WRITTEN REQUEST: Look through the listing and locate every line containing the word "text"; copy those lines.
───── DATA RECORDS
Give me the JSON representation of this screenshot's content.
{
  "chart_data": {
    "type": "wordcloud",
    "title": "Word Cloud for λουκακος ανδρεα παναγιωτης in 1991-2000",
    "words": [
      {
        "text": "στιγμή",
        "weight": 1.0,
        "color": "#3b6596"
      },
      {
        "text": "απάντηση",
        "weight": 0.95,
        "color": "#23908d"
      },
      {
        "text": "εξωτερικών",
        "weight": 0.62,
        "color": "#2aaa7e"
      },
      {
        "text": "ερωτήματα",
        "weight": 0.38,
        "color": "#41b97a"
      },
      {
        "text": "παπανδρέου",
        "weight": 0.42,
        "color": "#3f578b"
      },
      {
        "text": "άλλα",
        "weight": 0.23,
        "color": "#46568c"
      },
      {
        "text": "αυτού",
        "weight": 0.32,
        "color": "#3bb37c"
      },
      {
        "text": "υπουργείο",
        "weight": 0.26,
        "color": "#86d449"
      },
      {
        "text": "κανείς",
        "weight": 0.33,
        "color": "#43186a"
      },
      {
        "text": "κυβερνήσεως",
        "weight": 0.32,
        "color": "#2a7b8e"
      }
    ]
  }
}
──────────
RESULT BELOW:
        "text": "στιγμή",
        "text": "απάντηση",
        "text": "εξωτερικών",
        "text": "ερωτήματα",
        "text": "παπανδρέου",
        "text": "άλλα",
        "text": "αυτού",
        "text": "υπουργείο",
        "text": "κανείς",
        "text": "κυβερνήσεως",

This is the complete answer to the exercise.